### Input for this task
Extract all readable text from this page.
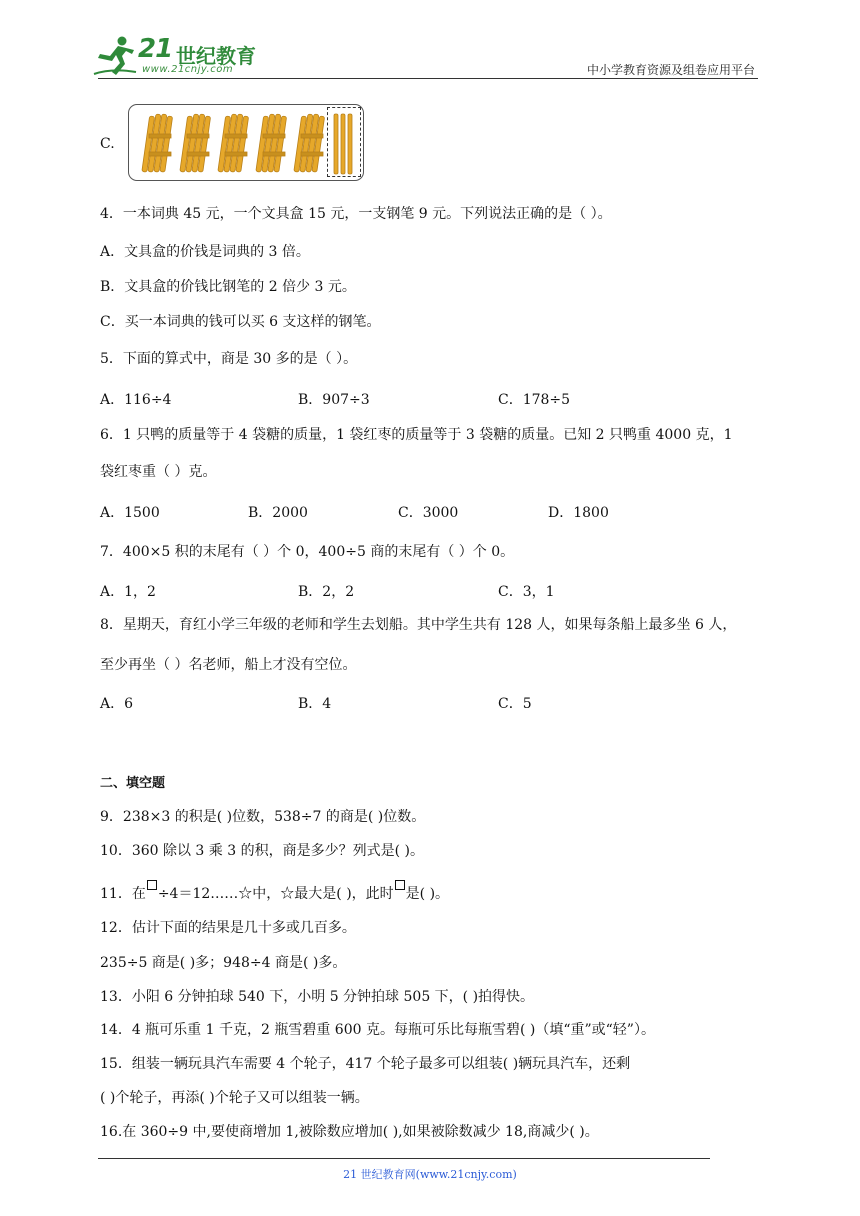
21 世纪教育
www.21cnjy.com	中小学教育资源及组卷应用平台
C.
4．一本词典 45 元，一个文具盒 15 元，一支钢笔 9 元。下列说法正确的是（ ）。
A．文具盒的价钱是词典的 3 倍。
B．文具盒的价钱比钢笔的 2 倍少 3 元。
C．买一本词典的钱可以买 6 支这样的钢笔。
5．下面的算式中，商是 30 多的是（ ）。
A．116÷4	B．907÷3	C．178÷5
6．1 只鸭的质量等于 4 袋糖的质量，1 袋红枣的质量等于 3 袋糖的质量。已知 2 只鸭重 4000 克，1
袋红枣重（ ）克。
A．1500	B．2000	C．3000	D．1800
7．400×5 积的末尾有（ ）个 0，400÷5 商的末尾有（ ）个 0。
A．1，2	B．2，2	C．3，1
8．星期天，育红小学三年级的老师和学生去划船。其中学生共有 128 人，如果每条船上最多坐 6 人，
至少再坐（ ）名老师，船上才没有空位。
A．6	B．4	C．5
二、填空题
9．238×3 的积是( )位数，538÷7 的商是( )位数。
10．360 除以 3 乘 3 的积，商是多少？列式是( )。
11．在 ÷4＝12……☆中，☆最大是( )，此时 是( )。
12．估计下面的结果是几十多或几百多。
235÷5 商是( )多；948÷4 商是( )多。
13．小阳 6 分钟拍球 540 下，小明 5 分钟拍球 505 下，( )拍得快。
14．4 瓶可乐重 1 千克，2 瓶雪碧重 600 克。每瓶可乐比每瓶雪碧( )（填“重”或“轻”）。
15．组装一辆玩具汽车需要 4 个轮子，417 个轮子最多可以组装( )辆玩具汽车，还剩
( )个轮子，再添( )个轮子又可以组装一辆。
16.在 360÷9 中,要使商增加 1,被除数应增加( ),如果被除数减少 18,商减少( )。
21 世纪教育网(www.21cnjy.com)
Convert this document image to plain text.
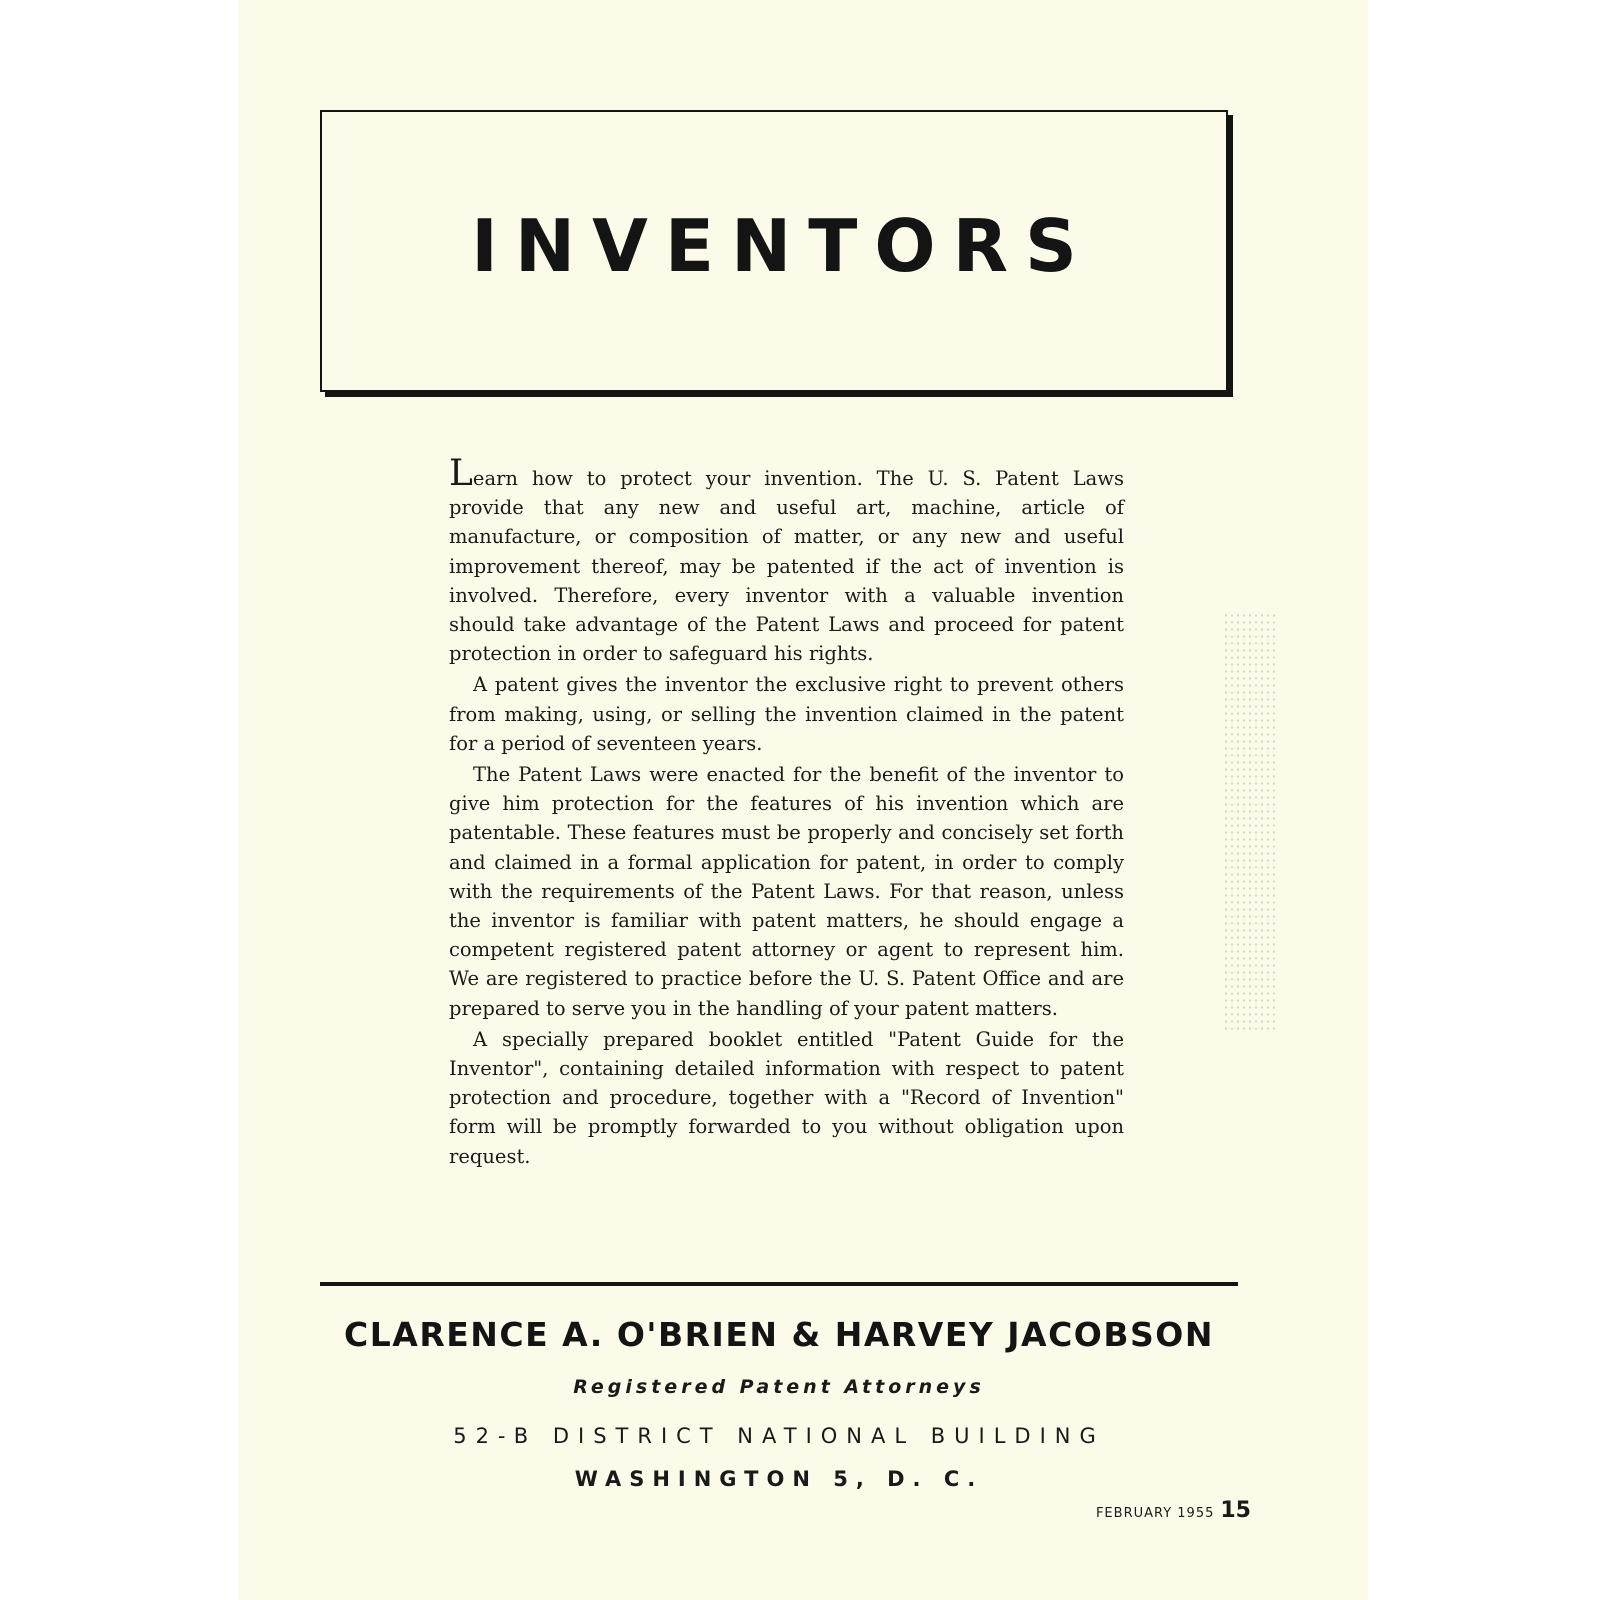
INVENTORS

Learn how to protect your invention. The U. S. Patent Laws provide that any new and useful art, machine, article of manufacture, or composition of matter, or any new and useful improvement thereof, may be patented if the act of invention is involved. Therefore, every inventor with a valuable invention should take advantage of the Patent Laws and proceed for patent protection in order to safeguard his rights.

A patent gives the inventor the exclusive right to prevent others from making, using, or selling the invention claimed in the patent for a period of seventeen years.

The Patent Laws were enacted for the benefit of the inventor to give him protection for the features of his invention which are patentable. These features must be properly and concisely set forth and claimed in a formal application for patent, in order to comply with the requirements of the Patent Laws. For that reason, unless the inventor is familiar with patent matters, he should engage a competent registered patent attorney or agent to represent him. We are registered to practice before the U. S. Patent Office and are prepared to serve you in the handling of your patent matters.

A specially prepared booklet entitled "Patent Guide for the Inventor", containing detailed information with respect to patent protection and procedure, together with a "Record of Invention" form will be promptly forwarded to you without obligation upon request.

CLARENCE A. O'BRIEN & HARVEY JACOBSON
Registered Patent Attorneys
52-B DISTRICT NATIONAL BUILDING
WASHINGTON 5, D. C.
FEBRUARY 1955 15
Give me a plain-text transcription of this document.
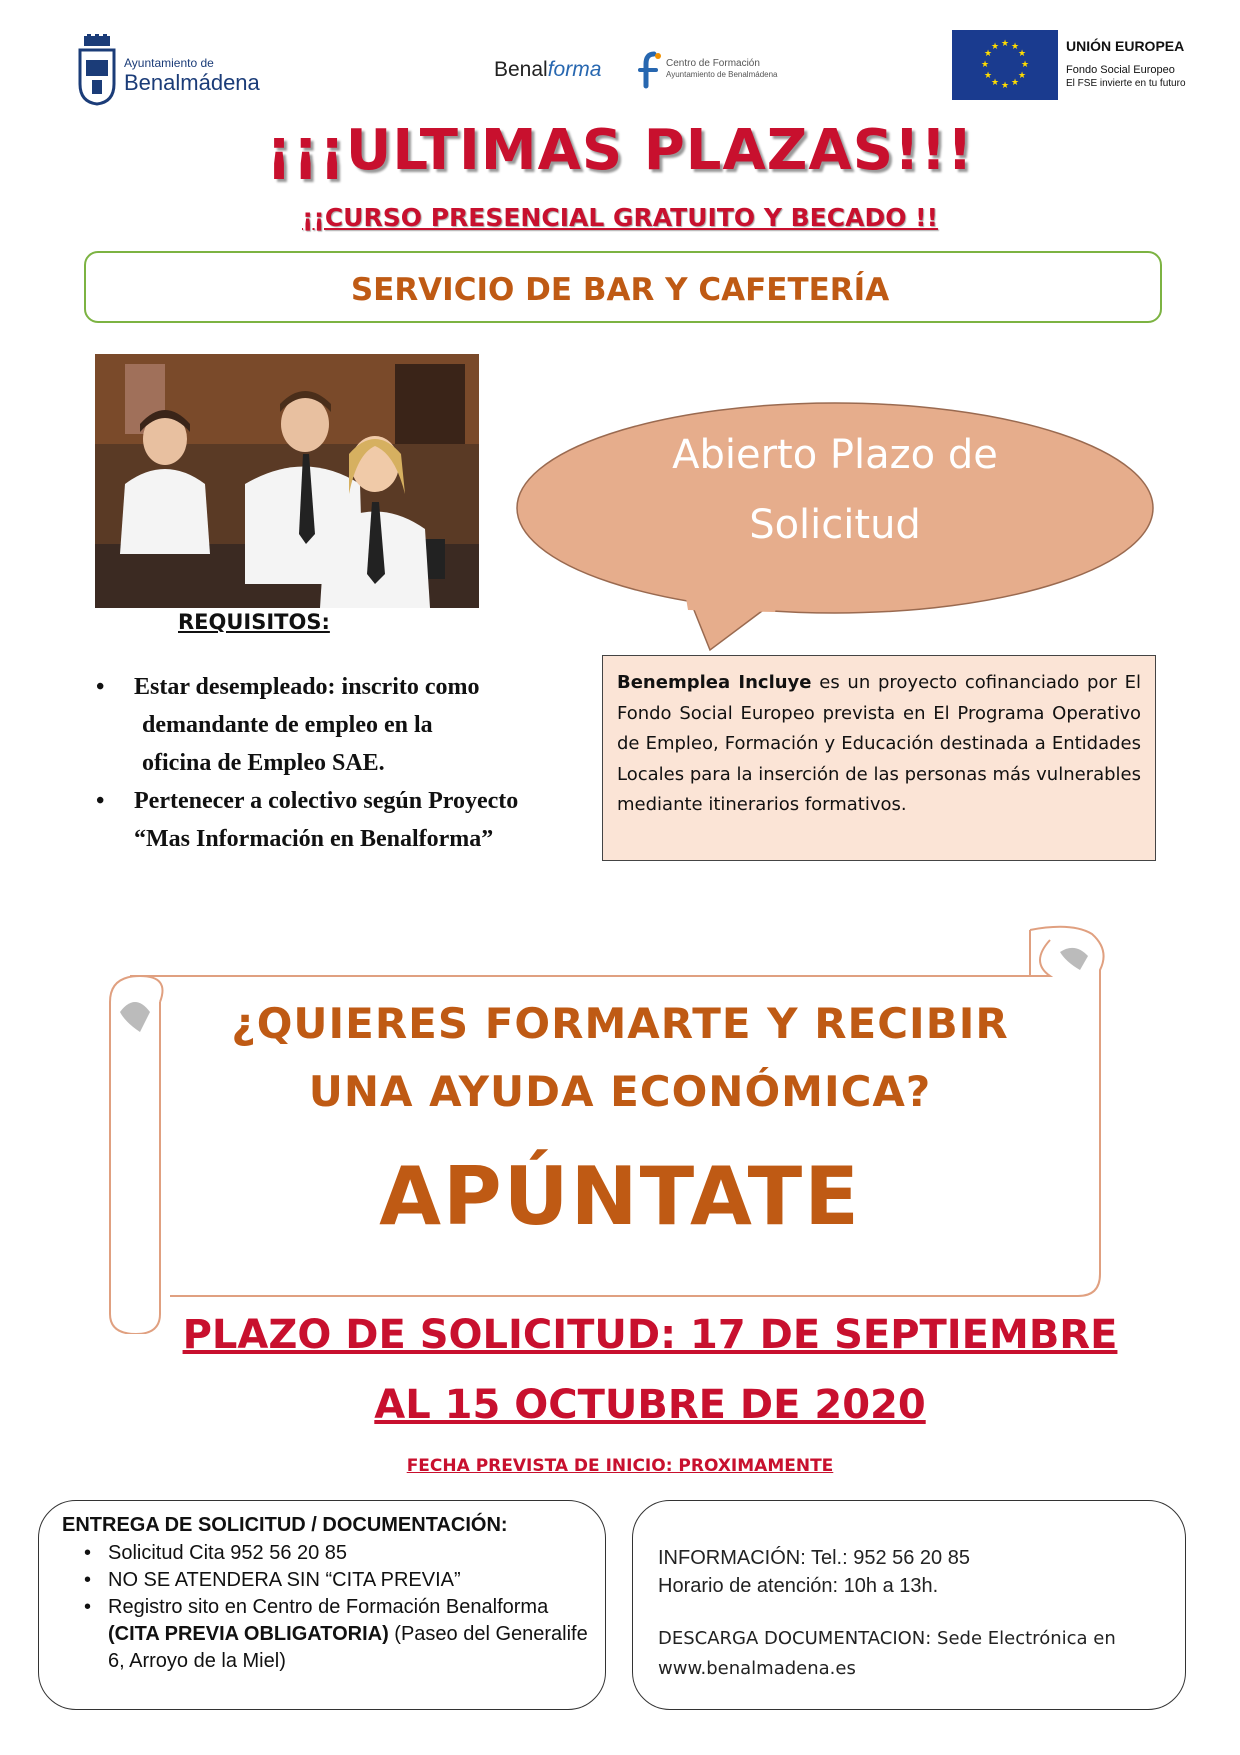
Ayuntamiento de
Benalmádena
Benalforma	Centro de Formación
Ayuntamiento de Benalmádena
★ ★
★
★
★
★
★
★
★
★
★
★	UNIÓN EUROPEA
Fondo Social Europeo
El FSE invierte en tu futuro
¡¡¡ULTIMAS PLAZAS!!!
¡¡CURSO PRESENCIAL GRATUITO Y BECADO !!
SERVICIO DE BAR Y CAFETERÍA
REQUISITOS:
Abierto Plazo de
Solicitud
• Estar desempleado: inscrito como
demandante de empleo en la
oficina de Empleo SAE.
• Pertenecer a colectivo según Proyecto
“Mas Información en Benalforma”
Benemplea Incluye es un proyecto cofinanciado por El Fondo Social Europeo prevista en El Programa Operativo de Empleo, Formación y Educación destinada a Entidades Locales para la inserción de las personas más vulnerables mediante itinerarios formativos.
¿QUIERES FORMARTE Y RECIBIR
UNA AYUDA ECONÓMICA?
APÚNTATE
PLAZO DE SOLICITUD: 17 DE SEPTIEMBRE
AL 15 OCTUBRE DE 2020
FECHA PREVISTA DE INICIO: PROXIMAMENTE
ENTREGA DE SOLICITUD / DOCUMENTACIÓN:
• Solicitud Cita 952 56 20 85
• NO SE ATENDERA SIN “CITA PREVIA”
• Registro sito en Centro de Formación Benalforma (CITA PREVIA OBLIGATORIA) (Paseo del Generalife 6, Arroyo de la Miel)
INFORMACIÓN: Tel.: 952 56 20 85
Horario de atención: 10h a 13h.
DESCARGA DOCUMENTACION: Sede Electrónica en
www.benalmadena.es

### Exercise instructions
Extract the full listing exactly, with the pictures left out.

### Response
Extract all readable text from this page.
21 世纪教育
www.21cnjy.com	中小学教育资源及组卷应用平台
C.
4．一本词典 45 元，一个文具盒 15 元，一支钢笔 9 元。下列说法正确的是（ ）。
A．文具盒的价钱是词典的 3 倍。
B．文具盒的价钱比钢笔的 2 倍少 3 元。
C．买一本词典的钱可以买 6 支这样的钢笔。
5．下面的算式中，商是 30 多的是（ ）。
A．116÷4	B．907÷3	C．178÷5
6．1 只鸭的质量等于 4 袋糖的质量，1 袋红枣的质量等于 3 袋糖的质量。已知 2 只鸭重 4000 克，1
袋红枣重（ ）克。
A．1500	B．2000	C．3000	D．1800
7．400×5 积的末尾有（ ）个 0，400÷5 商的末尾有（ ）个 0。
A．1，2	B．2，2	C．3，1
8．星期天，育红小学三年级的老师和学生去划船。其中学生共有 128 人，如果每条船上最多坐 6 人，
至少再坐（ ）名老师，船上才没有空位。
A．6	B．4	C．5
二、填空题
9．238×3 的积是( )位数，538÷7 的商是( )位数。
10．360 除以 3 乘 3 的积，商是多少？列式是( )。
11．在 ÷4＝12……☆中，☆最大是( )，此时 是( )。
12．估计下面的结果是几十多或几百多。
235÷5 商是( )多；948÷4 商是( )多。
13．小阳 6 分钟拍球 540 下，小明 5 分钟拍球 505 下，( )拍得快。
14．4 瓶可乐重 1 千克，2 瓶雪碧重 600 克。每瓶可乐比每瓶雪碧( )（填“重”或“轻”）。
15．组装一辆玩具汽车需要 4 个轮子，417 个轮子最多可以组装( )辆玩具汽车，还剩
( )个轮子，再添( )个轮子又可以组装一辆。
16.在 360÷9 中,要使商增加 1,被除数应增加( ),如果被除数减少 18,商减少( )。
21 世纪教育网(www.21cnjy.com)
Convert this document image to plain text.
INVENTORS

Learn how to protect your invention. The U. S. Patent Laws provide that any new and useful art, machine, article of manufacture, or composition of matter, or any new and useful improvement thereof, may be patented if the act of invention is involved. Therefore, every inventor with a valuable invention should take advantage of the Patent Laws and proceed for patent protection in order to safeguard his rights.

A patent gives the inventor the exclusive right to prevent others from making, using, or selling the invention claimed in the patent for a period of seventeen years.

The Patent Laws were enacted for the benefit of the inventor to give him protection for the features of his invention which are patentable. These features must be properly and concisely set forth and claimed in a formal application for patent, in order to comply with the requirements of the Patent Laws. For that reason, unless the inventor is familiar with patent matters, he should engage a competent registered patent attorney or agent to represent him. We are registered to practice before the U. S. Patent Office and are prepared to serve you in the handling of your patent matters.

A specially prepared booklet entitled "Patent Guide for the Inventor", containing detailed information with respect to patent protection and procedure, together with a "Record of Invention" form will be promptly forwarded to you without obligation upon request.

CLARENCE A. O'BRIEN & HARVEY JACOBSON
Registered Patent Attorneys
52-B DISTRICT NATIONAL BUILDING
WASHINGTON 5, D. C.
FEBRUARY 1955 15
Give me a plain-text transcription of this document.
Ayuntamiento de
Benalmádena
Benalforma	Centro de Formación
Ayuntamiento de Benalmádena
★ ★
★
★
★
★
★
★
★
★
★
★	UNIÓN EUROPEA
Fondo Social Europeo
El FSE invierte en tu futuro
¡¡¡ULTIMAS PLAZAS!!!
¡¡CURSO PRESENCIAL GRATUITO Y BECADO !!
SERVICIO DE BAR Y CAFETERÍA
REQUISITOS:
Abierto Plazo de
Solicitud
• Estar desempleado: inscrito como
demandante de empleo en la
oficina de Empleo SAE.
• Pertenecer a colectivo según Proyecto
“Mas Información en Benalforma”
Benemplea Incluye es un proyecto cofinanciado por El Fondo Social Europeo prevista en El Programa Operativo de Empleo, Formación y Educación destinada a Entidades Locales para la inserción de las personas más vulnerables mediante itinerarios formativos.
¿QUIERES FORMARTE Y RECIBIR
UNA AYUDA ECONÓMICA?
APÚNTATE
PLAZO DE SOLICITUD: 17 DE SEPTIEMBRE
AL 15 OCTUBRE DE 2020
FECHA PREVISTA DE INICIO: PROXIMAMENTE
ENTREGA DE SOLICITUD / DOCUMENTACIÓN:
• Solicitud Cita 952 56 20 85
• NO SE ATENDERA SIN “CITA PREVIA”
• Registro sito en Centro de Formación Benalforma (CITA PREVIA OBLIGATORIA) (Paseo del Generalife 6, Arroyo de la Miel)
INFORMACIÓN: Tel.: 952 56 20 85
Horario de atención: 10h a 13h.
DESCARGA DOCUMENTACION: Sede Electrónica en
www.benalmadena.es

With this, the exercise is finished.